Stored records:

◇ ◇ ◇ ◇ ◇ ◇ ◇

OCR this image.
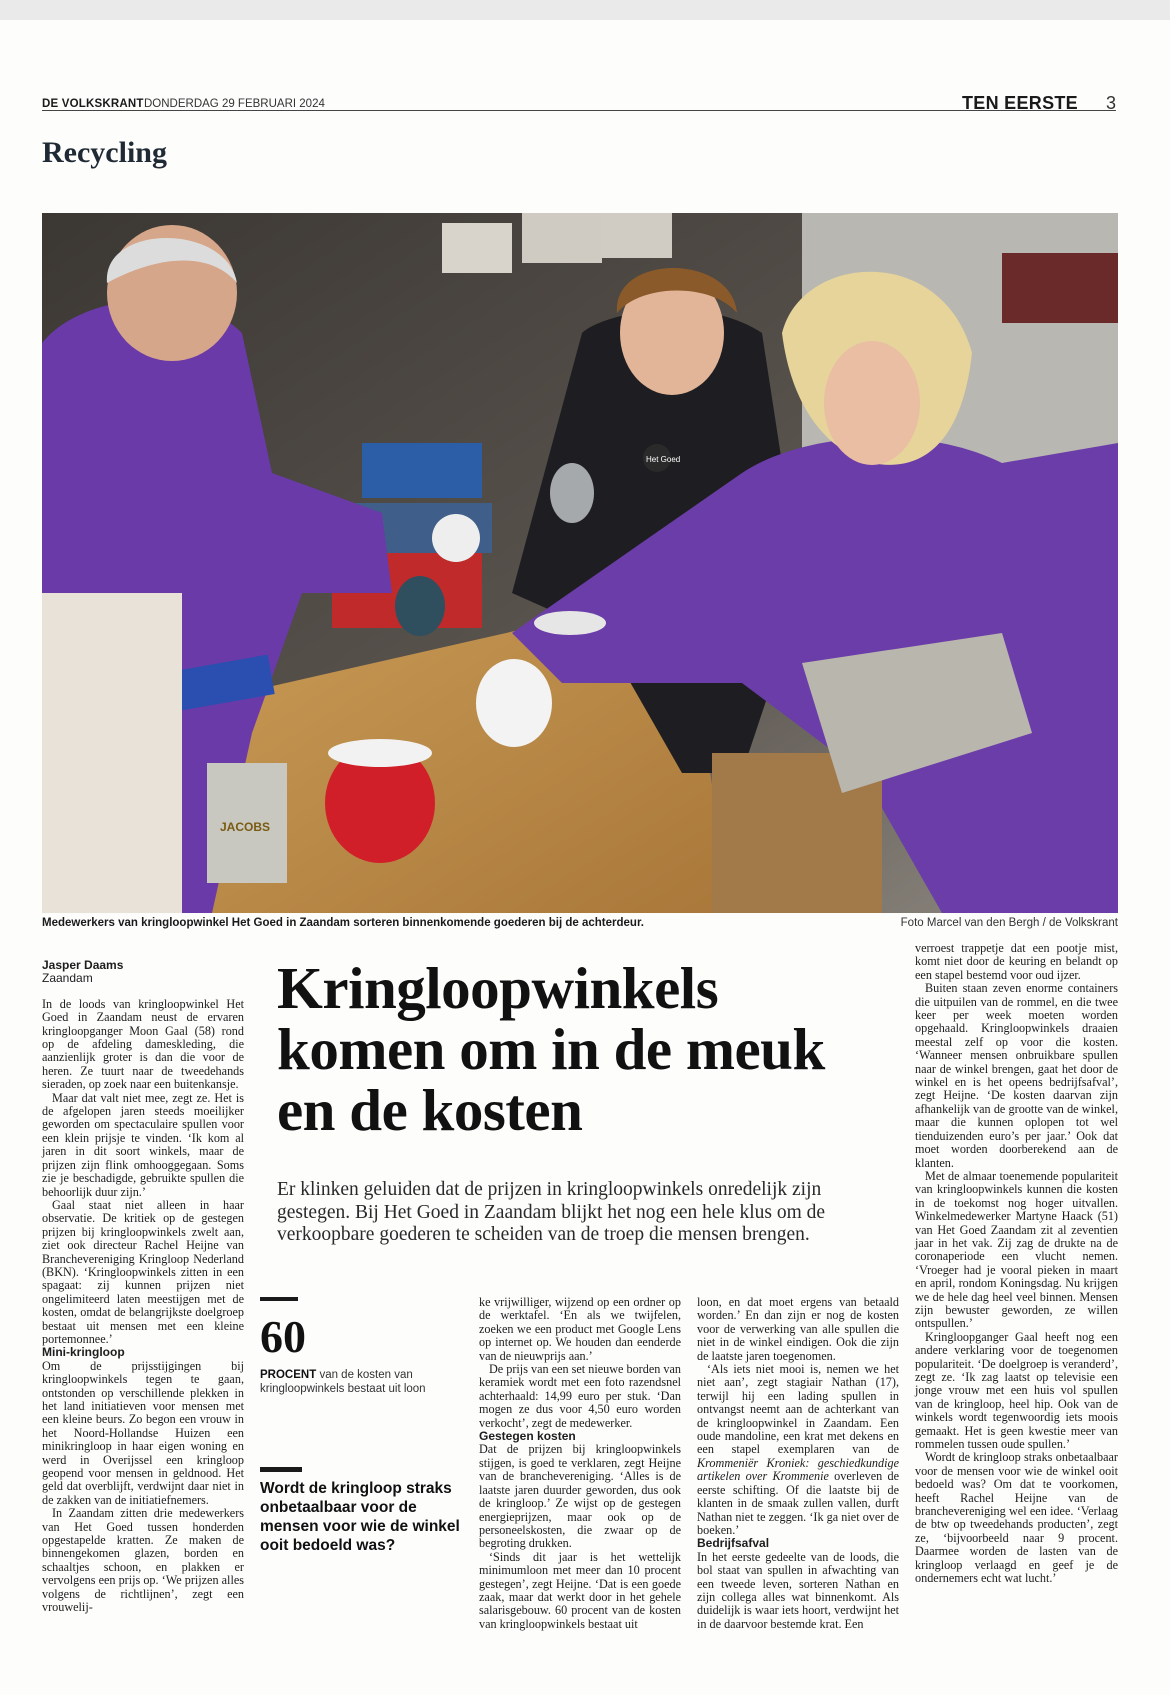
DE VOLKSKRANT DONDERDAG 29 FEBRUARI 2024	TEN EERSTE	3
Recycling
JACOBS
Het Goed
Medewerkers van kringloopwinkel Het Goed in Zaandam sorteren binnenkomende goederen bij de achterdeur.	Foto Marcel van den Bergh / de Volkskrant
Jasper Daams
Zaandam

In de loods van kringloopwinkel Het Goed in Zaandam neust de ervaren kringloopganger Moon Gaal (58) rond op de afdeling dameskleding, die aanzienlijk groter is dan die voor de heren. Ze tuurt naar de tweedehands sieraden, op zoek naar een buitenkansje.

Maar dat valt niet mee, zegt ze. Het is de afgelopen jaren steeds moeilijker geworden om spectaculaire spullen voor een klein prijsje te vinden. ‘Ik kom al jaren in dit soort winkels, maar de prijzen zijn flink omhooggegaan. Soms zie je beschadigde, gebruikte spullen die behoorlijk duur zijn.’

Gaal staat niet alleen in haar observatie. De kritiek op de gestegen prijzen bij kringloopwinkels zwelt aan, ziet ook directeur Rachel Heijne van Branchevereniging Kringloop Nederland (BKN). ‘Kringloopwinkels zitten in een spagaat: zij kunnen prijzen niet ongelimiteerd laten meestijgen met de kosten, omdat de belangrijkste doelgroep bestaat uit mensen met een kleine portemonnee.’

Mini-kringloop

Om de prijsstijgingen bij kringloopwinkels tegen te gaan, ontstonden op verschillende plekken in het land initiatieven voor mensen met een kleine beurs. Zo begon een vrouw in het Noord-Hollandse Huizen een minikringloop in haar eigen woning en werd in Overijssel een kringloop geopend voor mensen in geldnood. Het geld dat overblijft, verdwijnt daar niet in de zakken van de initiatiefnemers.

In Zaandam zitten drie medewerkers van Het Goed tussen honderden opgestapelde kratten. Ze maken de binnengekomen glazen, borden en schaaltjes schoon, en plakken er vervolgens een prijs op. ‘We prijzen alles volgens de richtlijnen’, zegt een vrouwelij-

Kringloopwinkels komen om in de meuk en de kosten
Er klinken geluiden dat de prijzen in kringloopwinkels onredelijk zijn gestegen. Bij Het Goed in Zaandam blijkt het nog een hele klus om de verkoopbare goederen te scheiden van de troep die mensen brengen.
60
PROCENT van de kosten van kringloopwinkels bestaat uit loon
Wordt de kringloop straks onbetaalbaar voor de mensen voor wie de winkel ooit bedoeld was?

ke vrijwilliger, wijzend op een ordner op de werktafel. ‘En als we twijfelen, zoeken we een product met Google Lens op internet op. We houden dan eenderde van de nieuwprijs aan.’

De prijs van een set nieuwe borden van keramiek wordt met een foto razendsnel achterhaald: 14,99 euro per stuk. ‘Dan mogen ze dus voor 4,50 euro worden verkocht’, zegt de medewerker.

Gestegen kosten

Dat de prijzen bij kringloopwinkels stijgen, is goed te verklaren, zegt Heijne van de branchevereniging. ‘Alles is de laatste jaren duurder geworden, dus ook de kringloop.’ Ze wijst op de gestegen energieprijzen, maar ook op de personeelskosten, die zwaar op de begroting drukken.

‘Sinds dit jaar is het wettelijk minimumloon met meer dan 10 procent gestegen’, zegt Heijne. ‘Dat is een goede zaak, maar dat werkt door in het gehele salarisgebouw. 60 procent van de kosten van kringloopwinkels bestaat uit

loon, en dat moet ergens van betaald worden.’ En dan zijn er nog de kosten voor de verwerking van alle spullen die niet in de winkel eindigen. Ook die zijn de laatste jaren toegenomen.

‘Als iets niet mooi is, nemen we het niet aan’, zegt stagiair Nathan (17), terwijl hij een lading spullen in ontvangst neemt aan de achterkant van de kringloopwinkel in Zaandam. Een oude mandoline, een krat met dekens en een stapel exemplaren van de Krommeniër Kroniek: geschiedkundige artikelen over Krommenie overleven de eerste schifting. Of die laatste bij de klanten in de smaak zullen vallen, durft Nathan niet te zeggen. ‘Ik ga niet over de boeken.’

Bedrijfsafval

In het eerste gedeelte van de loods, die bol staat van spullen in afwachting van een tweede leven, sorteren Nathan en zijn collega alles wat binnenkomt. Als duidelijk is waar iets hoort, verdwijnt het in de daarvoor bestemde krat. Een

verroest trappetje dat een pootje mist, komt niet door de keuring en belandt op een stapel bestemd voor oud ijzer.

Buiten staan zeven enorme containers die uitpuilen van de rommel, en die twee keer per week moeten worden opgehaald. Kringloopwinkels draaien meestal zelf op voor die kosten. ‘Wanneer mensen onbruikbare spullen naar de winkel brengen, gaat het door de winkel en is het opeens bedrijfsafval’, zegt Heijne. ‘De kosten daarvan zijn afhankelijk van de grootte van de winkel, maar die kunnen oplopen tot wel tienduizenden euro’s per jaar.’ Ook dat moet worden doorberekend aan de klanten.

Met de almaar toenemende populariteit van kringloopwinkels kunnen die kosten in de toekomst nog hoger uitvallen. Winkelmedewerker Martyne Haack (51) van Het Goed Zaandam zit al zeventien jaar in het vak. Zij zag de drukte na de coronaperiode een vlucht nemen. ‘Vroeger had je vooral pieken in maart en april, rondom Koningsdag. Nu krijgen we de hele dag heel veel binnen. Mensen zijn bewuster geworden, ze willen ontspullen.’

Kringloopganger Gaal heeft nog een andere verklaring voor de toegenomen populariteit. ‘De doelgroep is veranderd’, zegt ze. ‘Ik zag laatst op televisie een jonge vrouw met een huis vol spullen van de kringloop, heel hip. Ook van de winkels wordt tegenwoordig iets moois gemaakt. Het is geen kwestie meer van rommelen tussen oude spullen.’

Wordt de kringloop straks onbetaalbaar voor de mensen voor wie de winkel ooit bedoeld was? Om dat te voorkomen, heeft Rachel Heijne van de branchevereniging wel een idee. ‘Verlaag de btw op tweedehands producten’, zegt ze, ‘bijvoorbeeld naar 9 procent. Daarmee worden de lasten van de kringloop verlaagd en geef je de ondernemers echt wat lucht.’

◇ ◇ ◇ ◇ ◇ ◇ ◇

Task item →
Repeat the full set of records exactly, and output no pictures.

Response to the task →
OCR this image.
DE VOLKSKRANT DONDERDAG 29 FEBRUARI 2024	TEN EERSTE	3
Recycling
JACOBS
Het Goed
Medewerkers van kringloopwinkel Het Goed in Zaandam sorteren binnenkomende goederen bij de achterdeur.	Foto Marcel van den Bergh / de Volkskrant
Jasper Daams
Zaandam

In de loods van kringloopwinkel Het Goed in Zaandam neust de ervaren kringloopganger Moon Gaal (58) rond op de afdeling dameskleding, die aanzienlijk groter is dan die voor de heren. Ze tuurt naar de tweedehands sieraden, op zoek naar een buitenkansje.

Maar dat valt niet mee, zegt ze. Het is de afgelopen jaren steeds moeilijker geworden om spectaculaire spullen voor een klein prijsje te vinden. ‘Ik kom al jaren in dit soort winkels, maar de prijzen zijn flink omhooggegaan. Soms zie je beschadigde, gebruikte spullen die behoorlijk duur zijn.’

Gaal staat niet alleen in haar observatie. De kritiek op de gestegen prijzen bij kringloopwinkels zwelt aan, ziet ook directeur Rachel Heijne van Branchevereniging Kringloop Nederland (BKN). ‘Kringloopwinkels zitten in een spagaat: zij kunnen prijzen niet ongelimiteerd laten meestijgen met de kosten, omdat de belangrijkste doelgroep bestaat uit mensen met een kleine portemonnee.’

Mini-kringloop

Om de prijsstijgingen bij kringloopwinkels tegen te gaan, ontstonden op verschillende plekken in het land initiatieven voor mensen met een kleine beurs. Zo begon een vrouw in het Noord-Hollandse Huizen een minikringloop in haar eigen woning en werd in Overijssel een kringloop geopend voor mensen in geldnood. Het geld dat overblijft, verdwijnt daar niet in de zakken van de initiatiefnemers.

In Zaandam zitten drie medewerkers van Het Goed tussen honderden opgestapelde kratten. Ze maken de binnengekomen glazen, borden en schaaltjes schoon, en plakken er vervolgens een prijs op. ‘We prijzen alles volgens de richtlijnen’, zegt een vrouwelij-

Kringloopwinkels komen om in de meuk en de kosten
Er klinken geluiden dat de prijzen in kringloopwinkels onredelijk zijn gestegen. Bij Het Goed in Zaandam blijkt het nog een hele klus om de verkoopbare goederen te scheiden van de troep die mensen brengen.
60
PROCENT van de kosten van kringloopwinkels bestaat uit loon
Wordt de kringloop straks onbetaalbaar voor de mensen voor wie de winkel ooit bedoeld was?

ke vrijwilliger, wijzend op een ordner op de werktafel. ‘En als we twijfelen, zoeken we een product met Google Lens op internet op. We houden dan eenderde van de nieuwprijs aan.’

De prijs van een set nieuwe borden van keramiek wordt met een foto razendsnel achterhaald: 14,99 euro per stuk. ‘Dan mogen ze dus voor 4,50 euro worden verkocht’, zegt de medewerker.

Gestegen kosten

Dat de prijzen bij kringloopwinkels stijgen, is goed te verklaren, zegt Heijne van de branchevereniging. ‘Alles is de laatste jaren duurder geworden, dus ook de kringloop.’ Ze wijst op de gestegen energieprijzen, maar ook op de personeelskosten, die zwaar op de begroting drukken.

‘Sinds dit jaar is het wettelijk minimumloon met meer dan 10 procent gestegen’, zegt Heijne. ‘Dat is een goede zaak, maar dat werkt door in het gehele salarisgebouw. 60 procent van de kosten van kringloopwinkels bestaat uit

loon, en dat moet ergens van betaald worden.’ En dan zijn er nog de kosten voor de verwerking van alle spullen die niet in de winkel eindigen. Ook die zijn de laatste jaren toegenomen.

‘Als iets niet mooi is, nemen we het niet aan’, zegt stagiair Nathan (17), terwijl hij een lading spullen in ontvangst neemt aan de achterkant van de kringloopwinkel in Zaandam. Een oude mandoline, een krat met dekens en een stapel exemplaren van de Krommeniër Kroniek: geschiedkundige artikelen over Krommenie overleven de eerste schifting. Of die laatste bij de klanten in de smaak zullen vallen, durft Nathan niet te zeggen. ‘Ik ga niet over de boeken.’

Bedrijfsafval

In het eerste gedeelte van de loods, die bol staat van spullen in afwachting van een tweede leven, sorteren Nathan en zijn collega alles wat binnenkomt. Als duidelijk is waar iets hoort, verdwijnt het in de daarvoor bestemde krat. Een

verroest trappetje dat een pootje mist, komt niet door de keuring en belandt op een stapel bestemd voor oud ijzer.

Buiten staan zeven enorme containers die uitpuilen van de rommel, en die twee keer per week moeten worden opgehaald. Kringloopwinkels draaien meestal zelf op voor die kosten. ‘Wanneer mensen onbruikbare spullen naar de winkel brengen, gaat het door de winkel en is het opeens bedrijfsafval’, zegt Heijne. ‘De kosten daarvan zijn afhankelijk van de grootte van de winkel, maar die kunnen oplopen tot wel tienduizenden euro’s per jaar.’ Ook dat moet worden doorberekend aan de klanten.

Met de almaar toenemende populariteit van kringloopwinkels kunnen die kosten in de toekomst nog hoger uitvallen. Winkelmedewerker Martyne Haack (51) van Het Goed Zaandam zit al zeventien jaar in het vak. Zij zag de drukte na de coronaperiode een vlucht nemen. ‘Vroeger had je vooral pieken in maart en april, rondom Koningsdag. Nu krijgen we de hele dag heel veel binnen. Mensen zijn bewuster geworden, ze willen ontspullen.’

Kringloopganger Gaal heeft nog een andere verklaring voor de toegenomen populariteit. ‘De doelgroep is veranderd’, zegt ze. ‘Ik zag laatst op televisie een jonge vrouw met een huis vol spullen van de kringloop, heel hip. Ook van de winkels wordt tegenwoordig iets moois gemaakt. Het is geen kwestie meer van rommelen tussen oude spullen.’

Wordt de kringloop straks onbetaalbaar voor de mensen voor wie de winkel ooit bedoeld was? Om dat te voorkomen, heeft Rachel Heijne van de branchevereniging wel een idee. ‘Verlaag de btw op tweedehands producten’, zegt ze, ‘bijvoorbeeld naar 9 procent. Daarmee worden de lasten van de kringloop verlaagd en geef je de ondernemers echt wat lucht.’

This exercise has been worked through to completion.